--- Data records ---
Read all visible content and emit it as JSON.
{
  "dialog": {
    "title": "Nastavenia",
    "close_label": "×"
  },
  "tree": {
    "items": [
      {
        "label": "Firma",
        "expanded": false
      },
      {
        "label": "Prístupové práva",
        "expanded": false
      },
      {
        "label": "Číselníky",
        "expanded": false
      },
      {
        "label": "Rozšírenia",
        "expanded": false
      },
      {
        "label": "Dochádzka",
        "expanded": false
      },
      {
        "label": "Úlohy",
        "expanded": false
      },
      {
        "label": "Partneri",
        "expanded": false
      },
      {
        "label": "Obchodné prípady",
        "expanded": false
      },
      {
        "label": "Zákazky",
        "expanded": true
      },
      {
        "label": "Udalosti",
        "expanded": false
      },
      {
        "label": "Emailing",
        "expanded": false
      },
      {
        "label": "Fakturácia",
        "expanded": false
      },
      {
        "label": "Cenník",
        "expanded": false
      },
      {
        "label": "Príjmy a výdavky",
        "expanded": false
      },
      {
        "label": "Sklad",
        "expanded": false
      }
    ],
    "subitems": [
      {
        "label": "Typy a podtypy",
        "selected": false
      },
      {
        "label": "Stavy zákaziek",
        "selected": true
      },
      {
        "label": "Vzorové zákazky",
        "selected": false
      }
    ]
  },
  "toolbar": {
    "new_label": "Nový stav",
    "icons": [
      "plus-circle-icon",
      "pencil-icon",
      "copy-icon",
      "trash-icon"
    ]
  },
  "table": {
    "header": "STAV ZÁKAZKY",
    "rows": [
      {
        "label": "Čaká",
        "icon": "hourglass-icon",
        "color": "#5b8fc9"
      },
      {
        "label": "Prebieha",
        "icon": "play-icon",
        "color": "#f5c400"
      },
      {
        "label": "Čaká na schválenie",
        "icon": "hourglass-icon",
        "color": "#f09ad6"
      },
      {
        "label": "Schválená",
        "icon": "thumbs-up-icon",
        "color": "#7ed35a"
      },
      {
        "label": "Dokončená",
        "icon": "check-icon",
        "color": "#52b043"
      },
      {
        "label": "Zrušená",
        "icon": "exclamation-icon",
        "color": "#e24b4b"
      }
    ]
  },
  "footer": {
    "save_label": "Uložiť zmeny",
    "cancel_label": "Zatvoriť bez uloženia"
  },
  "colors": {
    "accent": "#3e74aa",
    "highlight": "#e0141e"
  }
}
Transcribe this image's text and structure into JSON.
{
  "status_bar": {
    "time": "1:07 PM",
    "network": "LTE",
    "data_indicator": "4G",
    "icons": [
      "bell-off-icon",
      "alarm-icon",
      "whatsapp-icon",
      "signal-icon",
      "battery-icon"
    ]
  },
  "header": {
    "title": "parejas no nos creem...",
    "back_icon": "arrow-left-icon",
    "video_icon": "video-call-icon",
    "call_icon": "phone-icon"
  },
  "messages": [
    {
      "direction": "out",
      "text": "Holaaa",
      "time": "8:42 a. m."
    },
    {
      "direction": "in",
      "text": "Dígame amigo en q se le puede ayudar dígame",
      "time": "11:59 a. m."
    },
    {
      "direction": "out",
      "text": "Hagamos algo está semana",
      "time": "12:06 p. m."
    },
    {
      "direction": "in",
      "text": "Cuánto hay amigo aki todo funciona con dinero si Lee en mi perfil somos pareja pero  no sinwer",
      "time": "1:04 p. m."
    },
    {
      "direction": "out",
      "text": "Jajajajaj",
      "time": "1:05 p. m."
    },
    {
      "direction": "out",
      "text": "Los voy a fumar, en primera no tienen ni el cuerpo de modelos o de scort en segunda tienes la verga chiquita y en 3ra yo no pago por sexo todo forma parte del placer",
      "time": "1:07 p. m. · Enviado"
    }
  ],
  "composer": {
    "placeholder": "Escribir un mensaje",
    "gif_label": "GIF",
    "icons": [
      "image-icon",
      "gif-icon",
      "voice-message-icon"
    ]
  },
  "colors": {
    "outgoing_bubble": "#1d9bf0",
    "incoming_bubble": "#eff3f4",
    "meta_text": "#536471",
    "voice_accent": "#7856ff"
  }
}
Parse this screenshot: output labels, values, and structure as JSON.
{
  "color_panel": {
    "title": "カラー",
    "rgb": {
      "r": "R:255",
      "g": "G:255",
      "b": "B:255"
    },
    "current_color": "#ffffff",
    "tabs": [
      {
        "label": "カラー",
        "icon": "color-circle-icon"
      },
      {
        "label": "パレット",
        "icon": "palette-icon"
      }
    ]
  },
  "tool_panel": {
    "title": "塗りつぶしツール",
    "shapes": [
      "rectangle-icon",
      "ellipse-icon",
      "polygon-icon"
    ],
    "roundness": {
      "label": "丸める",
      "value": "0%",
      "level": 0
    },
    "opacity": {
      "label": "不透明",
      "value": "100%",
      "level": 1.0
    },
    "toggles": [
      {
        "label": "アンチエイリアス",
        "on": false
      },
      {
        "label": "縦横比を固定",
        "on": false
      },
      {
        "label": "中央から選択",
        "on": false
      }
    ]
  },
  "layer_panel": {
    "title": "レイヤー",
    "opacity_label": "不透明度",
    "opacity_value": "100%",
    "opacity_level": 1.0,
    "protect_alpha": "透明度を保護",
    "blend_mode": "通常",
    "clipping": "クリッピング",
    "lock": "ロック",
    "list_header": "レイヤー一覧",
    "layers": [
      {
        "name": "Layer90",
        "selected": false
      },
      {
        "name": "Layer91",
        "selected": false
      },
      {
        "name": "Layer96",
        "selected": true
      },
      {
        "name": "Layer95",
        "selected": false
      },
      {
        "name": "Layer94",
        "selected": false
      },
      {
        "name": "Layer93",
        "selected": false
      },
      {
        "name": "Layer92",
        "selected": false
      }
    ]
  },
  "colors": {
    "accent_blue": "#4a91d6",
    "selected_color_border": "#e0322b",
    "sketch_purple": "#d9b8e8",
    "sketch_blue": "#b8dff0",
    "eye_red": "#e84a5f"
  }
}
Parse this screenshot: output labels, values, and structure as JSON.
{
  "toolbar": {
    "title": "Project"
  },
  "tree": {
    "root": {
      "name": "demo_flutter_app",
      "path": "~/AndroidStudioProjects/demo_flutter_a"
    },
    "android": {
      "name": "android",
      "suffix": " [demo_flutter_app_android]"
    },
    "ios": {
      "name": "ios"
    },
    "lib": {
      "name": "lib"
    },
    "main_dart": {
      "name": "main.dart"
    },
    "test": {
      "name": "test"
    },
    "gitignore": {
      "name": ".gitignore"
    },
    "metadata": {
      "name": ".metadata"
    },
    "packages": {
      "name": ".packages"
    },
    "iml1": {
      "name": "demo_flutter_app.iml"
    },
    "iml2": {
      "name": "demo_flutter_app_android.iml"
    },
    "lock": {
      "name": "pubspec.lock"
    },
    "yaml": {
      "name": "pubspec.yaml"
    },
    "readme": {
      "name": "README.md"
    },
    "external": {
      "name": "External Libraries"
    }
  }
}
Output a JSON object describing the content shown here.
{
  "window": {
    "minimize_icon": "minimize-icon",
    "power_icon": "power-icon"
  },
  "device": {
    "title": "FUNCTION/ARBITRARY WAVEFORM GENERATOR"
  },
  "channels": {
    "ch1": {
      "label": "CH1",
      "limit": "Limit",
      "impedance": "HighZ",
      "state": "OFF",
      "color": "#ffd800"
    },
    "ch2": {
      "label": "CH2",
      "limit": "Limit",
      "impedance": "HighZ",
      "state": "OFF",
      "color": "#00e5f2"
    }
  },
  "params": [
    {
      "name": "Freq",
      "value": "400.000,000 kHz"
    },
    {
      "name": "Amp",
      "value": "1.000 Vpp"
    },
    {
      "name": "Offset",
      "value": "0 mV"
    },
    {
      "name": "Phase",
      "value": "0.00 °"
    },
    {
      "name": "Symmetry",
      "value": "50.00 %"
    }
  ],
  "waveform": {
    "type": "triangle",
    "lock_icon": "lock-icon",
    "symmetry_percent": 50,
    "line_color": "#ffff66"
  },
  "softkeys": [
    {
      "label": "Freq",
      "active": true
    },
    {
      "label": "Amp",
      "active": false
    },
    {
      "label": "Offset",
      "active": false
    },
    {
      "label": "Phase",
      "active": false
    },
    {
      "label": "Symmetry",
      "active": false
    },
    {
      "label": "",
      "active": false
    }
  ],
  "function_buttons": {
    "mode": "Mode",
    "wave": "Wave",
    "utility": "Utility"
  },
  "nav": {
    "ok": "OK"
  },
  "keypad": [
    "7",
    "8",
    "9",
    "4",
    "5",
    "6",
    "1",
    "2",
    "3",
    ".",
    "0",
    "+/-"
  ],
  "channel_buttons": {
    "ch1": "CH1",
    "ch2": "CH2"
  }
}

--- WHAT YOU SHOULD DO ---
Copy and report every line where the word "pubspec" is present.

--- WRITTEN SOLUTION ---
      "name": "pubspec.lock"
      "name": "pubspec.yaml"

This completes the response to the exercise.